EXERCISE INSTRUCTIONS: Retype the full set of records. Keep every character identical.

===== INPUT FOR THIS TASK =====

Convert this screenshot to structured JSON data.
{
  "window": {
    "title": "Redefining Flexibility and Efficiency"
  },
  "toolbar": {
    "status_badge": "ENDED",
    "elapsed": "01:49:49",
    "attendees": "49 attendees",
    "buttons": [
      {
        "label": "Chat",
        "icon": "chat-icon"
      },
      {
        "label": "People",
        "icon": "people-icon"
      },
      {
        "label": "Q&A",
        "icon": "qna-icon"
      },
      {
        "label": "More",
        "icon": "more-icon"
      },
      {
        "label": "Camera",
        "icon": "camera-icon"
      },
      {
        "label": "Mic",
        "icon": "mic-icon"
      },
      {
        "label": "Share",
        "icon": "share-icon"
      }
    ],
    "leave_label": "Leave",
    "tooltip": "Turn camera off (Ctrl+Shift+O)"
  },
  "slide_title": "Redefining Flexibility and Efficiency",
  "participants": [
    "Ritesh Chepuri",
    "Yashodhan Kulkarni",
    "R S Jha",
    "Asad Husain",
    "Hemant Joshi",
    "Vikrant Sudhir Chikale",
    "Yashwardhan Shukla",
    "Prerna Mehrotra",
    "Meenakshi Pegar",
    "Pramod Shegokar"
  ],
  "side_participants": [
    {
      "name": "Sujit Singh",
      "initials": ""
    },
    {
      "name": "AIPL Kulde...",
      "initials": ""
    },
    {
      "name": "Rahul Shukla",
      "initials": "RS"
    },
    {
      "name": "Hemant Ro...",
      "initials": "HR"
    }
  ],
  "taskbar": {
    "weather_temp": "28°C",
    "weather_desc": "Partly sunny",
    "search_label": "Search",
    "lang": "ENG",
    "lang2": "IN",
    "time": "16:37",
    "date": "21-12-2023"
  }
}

=====

RESPONSE:
Convert this screenshot to structured JSON data.
{
  "window": {
    "title": "Redefining Flexibility and Efficiency"
  },
  "toolbar": {
    "status_badge": "ENDED",
    "elapsed": "01:49:49",
    "attendees": "49 attendees",
    "buttons": [
      {
        "label": "Chat",
        "icon": "chat-icon"
      },
      {
        "label": "People",
        "icon": "people-icon"
      },
      {
        "label": "Q&A",
        "icon": "qna-icon"
      },
      {
        "label": "More",
        "icon": "more-icon"
      },
      {
        "label": "Camera",
        "icon": "camera-icon"
      },
      {
        "label": "Mic",
        "icon": "mic-icon"
      },
      {
        "label": "Share",
        "icon": "share-icon"
      }
    ],
    "leave_label": "Leave",
    "tooltip": "Turn camera off (Ctrl+Shift+O)"
  },
  "slide_title": "Redefining Flexibility and Efficiency",
  "participants": [
    "Ritesh Chepuri",
    "Yashodhan Kulkarni",
    "R S Jha",
    "Asad Husain",
    "Hemant Joshi",
    "Vikrant Sudhir Chikale",
    "Yashwardhan Shukla",
    "Prerna Mehrotra",
    "Meenakshi Pegar",
    "Pramod Shegokar"
  ],
  "side_participants": [
    {
      "name": "Sujit Singh",
      "initials": ""
    },
    {
      "name": "AIPL Kulde...",
      "initials": ""
    },
    {
      "name": "Rahul Shukla",
      "initials": "RS"
    },
    {
      "name": "Hemant Ro...",
      "initials": "HR"
    }
  ],
  "taskbar": {
    "weather_temp": "28°C",
    "weather_desc": "Partly sunny",
    "search_label": "Search",
    "lang": "ENG",
    "lang2": "IN",
    "time": "16:37",
    "date": "21-12-2023"
  }
}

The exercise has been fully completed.